● **Exercise directions**
Will you transcribe the entries that follow, exactly and in full?

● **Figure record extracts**
>>>>

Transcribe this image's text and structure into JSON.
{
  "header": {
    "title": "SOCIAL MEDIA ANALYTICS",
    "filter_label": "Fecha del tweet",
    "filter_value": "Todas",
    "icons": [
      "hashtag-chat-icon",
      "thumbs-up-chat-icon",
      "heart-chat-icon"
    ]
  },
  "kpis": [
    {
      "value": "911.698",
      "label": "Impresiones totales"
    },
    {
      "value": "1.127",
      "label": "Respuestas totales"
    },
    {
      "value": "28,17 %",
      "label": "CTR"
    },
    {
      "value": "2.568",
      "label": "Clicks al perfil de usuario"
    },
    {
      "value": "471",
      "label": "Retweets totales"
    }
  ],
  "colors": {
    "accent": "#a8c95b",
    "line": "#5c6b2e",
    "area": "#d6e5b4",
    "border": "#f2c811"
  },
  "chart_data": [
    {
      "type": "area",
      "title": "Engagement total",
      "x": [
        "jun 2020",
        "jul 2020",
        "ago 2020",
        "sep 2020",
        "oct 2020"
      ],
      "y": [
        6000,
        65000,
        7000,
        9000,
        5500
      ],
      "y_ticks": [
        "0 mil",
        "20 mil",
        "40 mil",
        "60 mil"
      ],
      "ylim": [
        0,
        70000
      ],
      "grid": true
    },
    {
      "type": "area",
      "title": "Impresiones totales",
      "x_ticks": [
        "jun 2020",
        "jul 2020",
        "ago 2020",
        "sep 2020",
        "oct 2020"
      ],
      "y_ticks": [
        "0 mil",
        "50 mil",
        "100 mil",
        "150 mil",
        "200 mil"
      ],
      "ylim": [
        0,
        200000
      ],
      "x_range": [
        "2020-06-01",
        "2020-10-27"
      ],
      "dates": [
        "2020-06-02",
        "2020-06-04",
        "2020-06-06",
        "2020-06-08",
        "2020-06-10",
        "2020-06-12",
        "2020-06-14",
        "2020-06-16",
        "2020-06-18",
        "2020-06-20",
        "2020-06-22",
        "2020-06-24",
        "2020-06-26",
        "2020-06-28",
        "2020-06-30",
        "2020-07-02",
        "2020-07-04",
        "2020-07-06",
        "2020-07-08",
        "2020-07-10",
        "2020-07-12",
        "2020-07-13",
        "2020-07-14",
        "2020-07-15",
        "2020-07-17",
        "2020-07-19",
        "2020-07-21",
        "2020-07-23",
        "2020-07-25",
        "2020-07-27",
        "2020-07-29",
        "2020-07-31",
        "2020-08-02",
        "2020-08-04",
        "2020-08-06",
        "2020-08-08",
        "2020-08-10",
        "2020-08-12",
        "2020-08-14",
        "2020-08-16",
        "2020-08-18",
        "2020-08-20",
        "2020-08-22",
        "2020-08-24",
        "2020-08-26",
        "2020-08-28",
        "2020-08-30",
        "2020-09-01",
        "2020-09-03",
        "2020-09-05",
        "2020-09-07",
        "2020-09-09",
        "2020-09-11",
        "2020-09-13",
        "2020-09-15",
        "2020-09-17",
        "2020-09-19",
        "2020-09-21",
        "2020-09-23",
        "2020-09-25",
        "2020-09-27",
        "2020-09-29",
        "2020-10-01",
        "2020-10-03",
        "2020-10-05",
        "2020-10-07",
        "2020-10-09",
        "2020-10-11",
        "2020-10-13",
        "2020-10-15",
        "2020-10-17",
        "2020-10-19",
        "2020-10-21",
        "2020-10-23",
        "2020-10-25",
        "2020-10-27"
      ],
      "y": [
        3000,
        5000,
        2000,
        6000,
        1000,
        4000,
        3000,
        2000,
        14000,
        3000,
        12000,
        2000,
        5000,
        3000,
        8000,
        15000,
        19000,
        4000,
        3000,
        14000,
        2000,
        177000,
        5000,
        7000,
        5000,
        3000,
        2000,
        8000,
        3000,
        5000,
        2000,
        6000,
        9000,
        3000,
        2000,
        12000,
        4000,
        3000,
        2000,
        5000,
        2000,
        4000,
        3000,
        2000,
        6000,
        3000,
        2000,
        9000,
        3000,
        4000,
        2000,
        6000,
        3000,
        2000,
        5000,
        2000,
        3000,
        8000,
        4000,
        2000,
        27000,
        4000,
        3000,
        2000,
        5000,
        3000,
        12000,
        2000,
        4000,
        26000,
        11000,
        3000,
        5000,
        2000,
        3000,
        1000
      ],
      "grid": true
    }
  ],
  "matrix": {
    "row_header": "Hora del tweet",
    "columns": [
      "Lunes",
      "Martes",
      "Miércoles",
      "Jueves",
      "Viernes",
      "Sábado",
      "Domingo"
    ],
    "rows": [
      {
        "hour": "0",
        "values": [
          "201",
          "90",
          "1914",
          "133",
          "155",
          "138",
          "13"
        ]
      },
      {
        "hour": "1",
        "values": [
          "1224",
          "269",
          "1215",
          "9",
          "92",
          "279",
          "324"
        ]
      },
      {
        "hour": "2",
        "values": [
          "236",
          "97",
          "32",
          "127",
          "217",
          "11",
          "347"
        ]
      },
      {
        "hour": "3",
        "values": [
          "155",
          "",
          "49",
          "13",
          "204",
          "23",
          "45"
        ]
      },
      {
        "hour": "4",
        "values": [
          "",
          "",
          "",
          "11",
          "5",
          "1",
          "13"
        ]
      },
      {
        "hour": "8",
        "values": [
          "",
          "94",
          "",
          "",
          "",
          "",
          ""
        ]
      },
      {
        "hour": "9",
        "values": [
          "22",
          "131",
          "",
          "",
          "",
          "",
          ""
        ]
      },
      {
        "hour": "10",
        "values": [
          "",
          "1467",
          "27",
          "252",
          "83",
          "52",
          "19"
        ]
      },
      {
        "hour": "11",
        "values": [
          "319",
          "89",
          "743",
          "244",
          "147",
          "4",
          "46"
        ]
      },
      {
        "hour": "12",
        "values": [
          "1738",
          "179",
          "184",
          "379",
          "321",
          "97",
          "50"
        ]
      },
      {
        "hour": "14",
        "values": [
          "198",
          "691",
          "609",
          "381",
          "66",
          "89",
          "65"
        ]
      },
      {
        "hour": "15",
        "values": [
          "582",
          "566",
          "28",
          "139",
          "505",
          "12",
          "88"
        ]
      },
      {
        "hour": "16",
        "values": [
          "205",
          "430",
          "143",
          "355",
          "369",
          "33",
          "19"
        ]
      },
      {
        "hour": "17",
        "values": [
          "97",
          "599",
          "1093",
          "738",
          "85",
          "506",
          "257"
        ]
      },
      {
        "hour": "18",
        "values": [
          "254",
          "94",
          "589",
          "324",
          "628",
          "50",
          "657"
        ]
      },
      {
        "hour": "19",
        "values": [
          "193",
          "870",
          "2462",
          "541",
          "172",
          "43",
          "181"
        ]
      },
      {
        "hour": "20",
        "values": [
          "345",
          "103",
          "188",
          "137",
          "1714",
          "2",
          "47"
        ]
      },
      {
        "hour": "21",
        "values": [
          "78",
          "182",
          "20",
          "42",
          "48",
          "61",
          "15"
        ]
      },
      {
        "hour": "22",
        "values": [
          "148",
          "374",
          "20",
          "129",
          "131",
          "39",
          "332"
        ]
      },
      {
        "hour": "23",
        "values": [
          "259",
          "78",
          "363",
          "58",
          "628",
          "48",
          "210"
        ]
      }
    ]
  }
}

<<<<

● **Solution**
Transcribe this image's text and structure into JSON.
{
  "header": {
    "title": "SOCIAL MEDIA ANALYTICS",
    "filter_label": "Fecha del tweet",
    "filter_value": "Todas",
    "icons": [
      "hashtag-chat-icon",
      "thumbs-up-chat-icon",
      "heart-chat-icon"
    ]
  },
  "kpis": [
    {
      "value": "911.698",
      "label": "Impresiones totales"
    },
    {
      "value": "1.127",
      "label": "Respuestas totales"
    },
    {
      "value": "28,17 %",
      "label": "CTR"
    },
    {
      "value": "2.568",
      "label": "Clicks al perfil de usuario"
    },
    {
      "value": "471",
      "label": "Retweets totales"
    }
  ],
  "colors": {
    "accent": "#a8c95b",
    "line": "#5c6b2e",
    "area": "#d6e5b4",
    "border": "#f2c811"
  },
  "chart_data": [
    {
      "type": "area",
      "title": "Engagement total",
      "x": [
        "jun 2020",
        "jul 2020",
        "ago 2020",
        "sep 2020",
        "oct 2020"
      ],
      "y": [
        6000,
        65000,
        7000,
        9000,
        5500
      ],
      "y_ticks": [
        "0 mil",
        "20 mil",
        "40 mil",
        "60 mil"
      ],
      "ylim": [
        0,
        70000
      ],
      "grid": true
    },
    {
      "type": "area",
      "title": "Impresiones totales",
      "x_ticks": [
        "jun 2020",
        "jul 2020",
        "ago 2020",
        "sep 2020",
        "oct 2020"
      ],
      "y_ticks": [
        "0 mil",
        "50 mil",
        "100 mil",
        "150 mil",
        "200 mil"
      ],
      "ylim": [
        0,
        200000
      ],
      "x_range": [
        "2020-06-01",
        "2020-10-27"
      ],
      "dates": [
        "2020-06-02",
        "2020-06-04",
        "2020-06-06",
        "2020-06-08",
        "2020-06-10",
        "2020-06-12",
        "2020-06-14",
        "2020-06-16",
        "2020-06-18",
        "2020-06-20",
        "2020-06-22",
        "2020-06-24",
        "2020-06-26",
        "2020-06-28",
        "2020-06-30",
        "2020-07-02",
        "2020-07-04",
        "2020-07-06",
        "2020-07-08",
        "2020-07-10",
        "2020-07-12",
        "2020-07-13",
        "2020-07-14",
        "2020-07-15",
        "2020-07-17",
        "2020-07-19",
        "2020-07-21",
        "2020-07-23",
        "2020-07-25",
        "2020-07-27",
        "2020-07-29",
        "2020-07-31",
        "2020-08-02",
        "2020-08-04",
        "2020-08-06",
        "2020-08-08",
        "2020-08-10",
        "2020-08-12",
        "2020-08-14",
        "2020-08-16",
        "2020-08-18",
        "2020-08-20",
        "2020-08-22",
        "2020-08-24",
        "2020-08-26",
        "2020-08-28",
        "2020-08-30",
        "2020-09-01",
        "2020-09-03",
        "2020-09-05",
        "2020-09-07",
        "2020-09-09",
        "2020-09-11",
        "2020-09-13",
        "2020-09-15",
        "2020-09-17",
        "2020-09-19",
        "2020-09-21",
        "2020-09-23",
        "2020-09-25",
        "2020-09-27",
        "2020-09-29",
        "2020-10-01",
        "2020-10-03",
        "2020-10-05",
        "2020-10-07",
        "2020-10-09",
        "2020-10-11",
        "2020-10-13",
        "2020-10-15",
        "2020-10-17",
        "2020-10-19",
        "2020-10-21",
        "2020-10-23",
        "2020-10-25",
        "2020-10-27"
      ],
      "y": [
        3000,
        5000,
        2000,
        6000,
        1000,
        4000,
        3000,
        2000,
        14000,
        3000,
        12000,
        2000,
        5000,
        3000,
        8000,
        15000,
        19000,
        4000,
        3000,
        14000,
        2000,
        177000,
        5000,
        7000,
        5000,
        3000,
        2000,
        8000,
        3000,
        5000,
        2000,
        6000,
        9000,
        3000,
        2000,
        12000,
        4000,
        3000,
        2000,
        5000,
        2000,
        4000,
        3000,
        2000,
        6000,
        3000,
        2000,
        9000,
        3000,
        4000,
        2000,
        6000,
        3000,
        2000,
        5000,
        2000,
        3000,
        8000,
        4000,
        2000,
        27000,
        4000,
        3000,
        2000,
        5000,
        3000,
        12000,
        2000,
        4000,
        26000,
        11000,
        3000,
        5000,
        2000,
        3000,
        1000
      ],
      "grid": true
    }
  ],
  "matrix": {
    "row_header": "Hora del tweet",
    "columns": [
      "Lunes",
      "Martes",
      "Miércoles",
      "Jueves",
      "Viernes",
      "Sábado",
      "Domingo"
    ],
    "rows": [
      {
        "hour": "0",
        "values": [
          "201",
          "90",
          "1914",
          "133",
          "155",
          "138",
          "13"
        ]
      },
      {
        "hour": "1",
        "values": [
          "1224",
          "269",
          "1215",
          "9",
          "92",
          "279",
          "324"
        ]
      },
      {
        "hour": "2",
        "values": [
          "236",
          "97",
          "32",
          "127",
          "217",
          "11",
          "347"
        ]
      },
      {
        "hour": "3",
        "values": [
          "155",
          "",
          "49",
          "13",
          "204",
          "23",
          "45"
        ]
      },
      {
        "hour": "4",
        "values": [
          "",
          "",
          "",
          "11",
          "5",
          "1",
          "13"
        ]
      },
      {
        "hour": "8",
        "values": [
          "",
          "94",
          "",
          "",
          "",
          "",
          ""
        ]
      },
      {
        "hour": "9",
        "values": [
          "22",
          "131",
          "",
          "",
          "",
          "",
          ""
        ]
      },
      {
        "hour": "10",
        "values": [
          "",
          "1467",
          "27",
          "252",
          "83",
          "52",
          "19"
        ]
      },
      {
        "hour": "11",
        "values": [
          "319",
          "89",
          "743",
          "244",
          "147",
          "4",
          "46"
        ]
      },
      {
        "hour": "12",
        "values": [
          "1738",
          "179",
          "184",
          "379",
          "321",
          "97",
          "50"
        ]
      },
      {
        "hour": "14",
        "values": [
          "198",
          "691",
          "609",
          "381",
          "66",
          "89",
          "65"
        ]
      },
      {
        "hour": "15",
        "values": [
          "582",
          "566",
          "28",
          "139",
          "505",
          "12",
          "88"
        ]
      },
      {
        "hour": "16",
        "values": [
          "205",
          "430",
          "143",
          "355",
          "369",
          "33",
          "19"
        ]
      },
      {
        "hour": "17",
        "values": [
          "97",
          "599",
          "1093",
          "738",
          "85",
          "506",
          "257"
        ]
      },
      {
        "hour": "18",
        "values": [
          "254",
          "94",
          "589",
          "324",
          "628",
          "50",
          "657"
        ]
      },
      {
        "hour": "19",
        "values": [
          "193",
          "870",
          "2462",
          "541",
          "172",
          "43",
          "181"
        ]
      },
      {
        "hour": "20",
        "values": [
          "345",
          "103",
          "188",
          "137",
          "1714",
          "2",
          "47"
        ]
      },
      {
        "hour": "21",
        "values": [
          "78",
          "182",
          "20",
          "42",
          "48",
          "61",
          "15"
        ]
      },
      {
        "hour": "22",
        "values": [
          "148",
          "374",
          "20",
          "129",
          "131",
          "39",
          "332"
        ]
      },
      {
        "hour": "23",
        "values": [
          "259",
          "78",
          "363",
          "58",
          "628",
          "48",
          "210"
        ]
      }
    ]
  }
}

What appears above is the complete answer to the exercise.